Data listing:
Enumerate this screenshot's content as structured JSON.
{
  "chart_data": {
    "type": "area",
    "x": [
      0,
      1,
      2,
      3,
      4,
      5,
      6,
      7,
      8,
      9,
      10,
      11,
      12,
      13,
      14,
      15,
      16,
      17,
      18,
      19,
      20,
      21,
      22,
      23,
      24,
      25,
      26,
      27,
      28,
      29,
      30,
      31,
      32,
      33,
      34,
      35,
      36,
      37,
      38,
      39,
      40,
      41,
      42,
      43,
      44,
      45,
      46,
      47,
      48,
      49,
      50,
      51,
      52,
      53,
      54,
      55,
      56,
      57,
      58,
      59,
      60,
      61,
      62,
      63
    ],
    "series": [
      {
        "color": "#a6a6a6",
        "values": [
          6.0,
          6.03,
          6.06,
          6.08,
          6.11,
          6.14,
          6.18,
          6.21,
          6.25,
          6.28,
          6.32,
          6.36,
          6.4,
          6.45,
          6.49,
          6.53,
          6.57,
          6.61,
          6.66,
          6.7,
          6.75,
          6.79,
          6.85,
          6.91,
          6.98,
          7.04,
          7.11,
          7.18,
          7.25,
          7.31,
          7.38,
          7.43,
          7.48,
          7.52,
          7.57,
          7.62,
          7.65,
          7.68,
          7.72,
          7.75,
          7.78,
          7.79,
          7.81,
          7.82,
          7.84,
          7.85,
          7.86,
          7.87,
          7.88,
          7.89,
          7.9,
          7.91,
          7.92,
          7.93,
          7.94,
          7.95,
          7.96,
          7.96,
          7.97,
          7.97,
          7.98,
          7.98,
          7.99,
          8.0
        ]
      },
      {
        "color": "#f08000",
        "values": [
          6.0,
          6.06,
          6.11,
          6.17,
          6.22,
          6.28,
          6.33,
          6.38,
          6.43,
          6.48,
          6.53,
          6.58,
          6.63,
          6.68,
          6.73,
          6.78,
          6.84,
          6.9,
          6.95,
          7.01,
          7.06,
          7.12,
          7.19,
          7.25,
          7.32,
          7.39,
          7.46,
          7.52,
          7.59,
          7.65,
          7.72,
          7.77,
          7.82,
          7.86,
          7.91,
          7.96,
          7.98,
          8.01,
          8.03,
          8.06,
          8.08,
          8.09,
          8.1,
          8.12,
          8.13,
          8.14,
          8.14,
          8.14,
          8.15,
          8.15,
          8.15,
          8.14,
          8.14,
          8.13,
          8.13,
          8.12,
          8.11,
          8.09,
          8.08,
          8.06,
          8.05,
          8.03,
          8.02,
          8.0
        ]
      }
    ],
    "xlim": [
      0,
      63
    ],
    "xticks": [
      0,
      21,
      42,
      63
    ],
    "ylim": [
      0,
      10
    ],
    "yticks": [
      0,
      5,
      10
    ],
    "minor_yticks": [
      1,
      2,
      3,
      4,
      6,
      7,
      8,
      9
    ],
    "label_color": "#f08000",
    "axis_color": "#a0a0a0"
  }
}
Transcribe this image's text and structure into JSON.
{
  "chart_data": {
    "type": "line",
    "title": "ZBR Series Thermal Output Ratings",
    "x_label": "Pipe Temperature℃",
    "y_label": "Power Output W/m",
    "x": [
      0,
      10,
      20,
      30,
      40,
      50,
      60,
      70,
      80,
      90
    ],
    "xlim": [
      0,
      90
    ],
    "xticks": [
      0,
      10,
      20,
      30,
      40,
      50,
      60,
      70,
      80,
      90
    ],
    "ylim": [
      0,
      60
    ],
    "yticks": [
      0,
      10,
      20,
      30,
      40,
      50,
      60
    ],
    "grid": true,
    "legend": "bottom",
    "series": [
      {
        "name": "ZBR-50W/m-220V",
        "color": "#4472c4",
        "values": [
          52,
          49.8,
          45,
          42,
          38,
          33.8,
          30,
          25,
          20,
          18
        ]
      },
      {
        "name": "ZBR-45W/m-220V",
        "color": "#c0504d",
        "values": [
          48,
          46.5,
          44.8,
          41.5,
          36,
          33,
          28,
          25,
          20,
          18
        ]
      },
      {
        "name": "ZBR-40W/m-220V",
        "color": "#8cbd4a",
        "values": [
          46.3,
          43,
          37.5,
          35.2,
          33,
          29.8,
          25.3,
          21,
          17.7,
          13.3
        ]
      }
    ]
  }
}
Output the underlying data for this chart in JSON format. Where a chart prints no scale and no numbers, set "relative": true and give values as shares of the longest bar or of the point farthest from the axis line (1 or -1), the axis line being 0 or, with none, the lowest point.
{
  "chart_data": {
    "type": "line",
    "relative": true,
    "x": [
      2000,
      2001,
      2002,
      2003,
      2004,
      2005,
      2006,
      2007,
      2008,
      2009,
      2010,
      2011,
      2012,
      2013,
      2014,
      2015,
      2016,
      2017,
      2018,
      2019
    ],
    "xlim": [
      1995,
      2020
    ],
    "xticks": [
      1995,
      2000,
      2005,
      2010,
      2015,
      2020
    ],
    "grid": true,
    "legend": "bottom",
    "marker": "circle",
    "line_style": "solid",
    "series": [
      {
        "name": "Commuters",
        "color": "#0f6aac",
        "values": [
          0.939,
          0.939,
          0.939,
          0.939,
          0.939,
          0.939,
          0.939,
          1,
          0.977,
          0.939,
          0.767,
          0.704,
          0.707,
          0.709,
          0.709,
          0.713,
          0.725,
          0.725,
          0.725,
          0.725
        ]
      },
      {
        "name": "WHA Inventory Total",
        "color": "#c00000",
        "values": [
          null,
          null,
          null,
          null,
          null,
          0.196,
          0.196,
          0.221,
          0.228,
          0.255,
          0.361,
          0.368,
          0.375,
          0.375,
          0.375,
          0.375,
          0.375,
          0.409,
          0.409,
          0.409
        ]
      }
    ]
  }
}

▶ _The task_:
Extract the entries above verbatim.

▶ _Correct answer_:
Enumerate this screenshot's content as structured JSON.
{
  "chart_data": {
    "type": "area",
    "x": [
      0,
      1,
      2,
      3,
      4,
      5,
      6,
      7,
      8,
      9,
      10,
      11,
      12,
      13,
      14,
      15,
      16,
      17,
      18,
      19,
      20,
      21,
      22,
      23,
      24,
      25,
      26,
      27,
      28,
      29,
      30,
      31,
      32,
      33,
      34,
      35,
      36,
      37,
      38,
      39,
      40,
      41,
      42,
      43,
      44,
      45,
      46,
      47,
      48,
      49,
      50,
      51,
      52,
      53,
      54,
      55,
      56,
      57,
      58,
      59,
      60,
      61,
      62,
      63
    ],
    "series": [
      {
        "color": "#a6a6a6",
        "values": [
          6.0,
          6.03,
          6.06,
          6.08,
          6.11,
          6.14,
          6.18,
          6.21,
          6.25,
          6.28,
          6.32,
          6.36,
          6.4,
          6.45,
          6.49,
          6.53,
          6.57,
          6.61,
          6.66,
          6.7,
          6.75,
          6.79,
          6.85,
          6.91,
          6.98,
          7.04,
          7.11,
          7.18,
          7.25,
          7.31,
          7.38,
          7.43,
          7.48,
          7.52,
          7.57,
          7.62,
          7.65,
          7.68,
          7.72,
          7.75,
          7.78,
          7.79,
          7.81,
          7.82,
          7.84,
          7.85,
          7.86,
          7.87,
          7.88,
          7.89,
          7.9,
          7.91,
          7.92,
          7.93,
          7.94,
          7.95,
          7.96,
          7.96,
          7.97,
          7.97,
          7.98,
          7.98,
          7.99,
          8.0
        ]
      },
      {
        "color": "#f08000",
        "values": [
          6.0,
          6.06,
          6.11,
          6.17,
          6.22,
          6.28,
          6.33,
          6.38,
          6.43,
          6.48,
          6.53,
          6.58,
          6.63,
          6.68,
          6.73,
          6.78,
          6.84,
          6.9,
          6.95,
          7.01,
          7.06,
          7.12,
          7.19,
          7.25,
          7.32,
          7.39,
          7.46,
          7.52,
          7.59,
          7.65,
          7.72,
          7.77,
          7.82,
          7.86,
          7.91,
          7.96,
          7.98,
          8.01,
          8.03,
          8.06,
          8.08,
          8.09,
          8.1,
          8.12,
          8.13,
          8.14,
          8.14,
          8.14,
          8.15,
          8.15,
          8.15,
          8.14,
          8.14,
          8.13,
          8.13,
          8.12,
          8.11,
          8.09,
          8.08,
          8.06,
          8.05,
          8.03,
          8.02,
          8.0
        ]
      }
    ],
    "xlim": [
      0,
      63
    ],
    "xticks": [
      0,
      21,
      42,
      63
    ],
    "ylim": [
      0,
      10
    ],
    "yticks": [
      0,
      5,
      10
    ],
    "minor_yticks": [
      1,
      2,
      3,
      4,
      6,
      7,
      8,
      9
    ],
    "label_color": "#f08000",
    "axis_color": "#a0a0a0"
  }
}
Transcribe this image's text and structure into JSON.
{
  "chart_data": {
    "type": "line",
    "title": "ZBR Series Thermal Output Ratings",
    "x_label": "Pipe Temperature℃",
    "y_label": "Power Output W/m",
    "x": [
      0,
      10,
      20,
      30,
      40,
      50,
      60,
      70,
      80,
      90
    ],
    "xlim": [
      0,
      90
    ],
    "xticks": [
      0,
      10,
      20,
      30,
      40,
      50,
      60,
      70,
      80,
      90
    ],
    "ylim": [
      0,
      60
    ],
    "yticks": [
      0,
      10,
      20,
      30,
      40,
      50,
      60
    ],
    "grid": true,
    "legend": "bottom",
    "series": [
      {
        "name": "ZBR-50W/m-220V",
        "color": "#4472c4",
        "values": [
          52,
          49.8,
          45,
          42,
          38,
          33.8,
          30,
          25,
          20,
          18
        ]
      },
      {
        "name": "ZBR-45W/m-220V",
        "color": "#c0504d",
        "values": [
          48,
          46.5,
          44.8,
          41.5,
          36,
          33,
          28,
          25,
          20,
          18
        ]
      },
      {
        "name": "ZBR-40W/m-220V",
        "color": "#8cbd4a",
        "values": [
          46.3,
          43,
          37.5,
          35.2,
          33,
          29.8,
          25.3,
          21,
          17.7,
          13.3
        ]
      }
    ]
  }
}
Output the underlying data for this chart in JSON format. Where a chart prints no scale and no numbers, set "relative": true and give values as shares of the longest bar or of the point farthest from the axis line (1 or -1), the axis line being 0 or, with none, the lowest point.
{
  "chart_data": {
    "type": "line",
    "relative": true,
    "x": [
      2000,
      2001,
      2002,
      2003,
      2004,
      2005,
      2006,
      2007,
      2008,
      2009,
      2010,
      2011,
      2012,
      2013,
      2014,
      2015,
      2016,
      2017,
      2018,
      2019
    ],
    "xlim": [
      1995,
      2020
    ],
    "xticks": [
      1995,
      2000,
      2005,
      2010,
      2015,
      2020
    ],
    "grid": true,
    "legend": "bottom",
    "marker": "circle",
    "line_style": "solid",
    "series": [
      {
        "name": "Commuters",
        "color": "#0f6aac",
        "values": [
          0.939,
          0.939,
          0.939,
          0.939,
          0.939,
          0.939,
          0.939,
          1,
          0.977,
          0.939,
          0.767,
          0.704,
          0.707,
          0.709,
          0.709,
          0.713,
          0.725,
          0.725,
          0.725,
          0.725
        ]
      },
      {
        "name": "WHA Inventory Total",
        "color": "#c00000",
        "values": [
          null,
          null,
          null,
          null,
          null,
          0.196,
          0.196,
          0.221,
          0.228,
          0.255,
          0.361,
          0.368,
          0.375,
          0.375,
          0.375,
          0.375,
          0.375,
          0.409,
          0.409,
          0.409
        ]
      }
    ]
  }
}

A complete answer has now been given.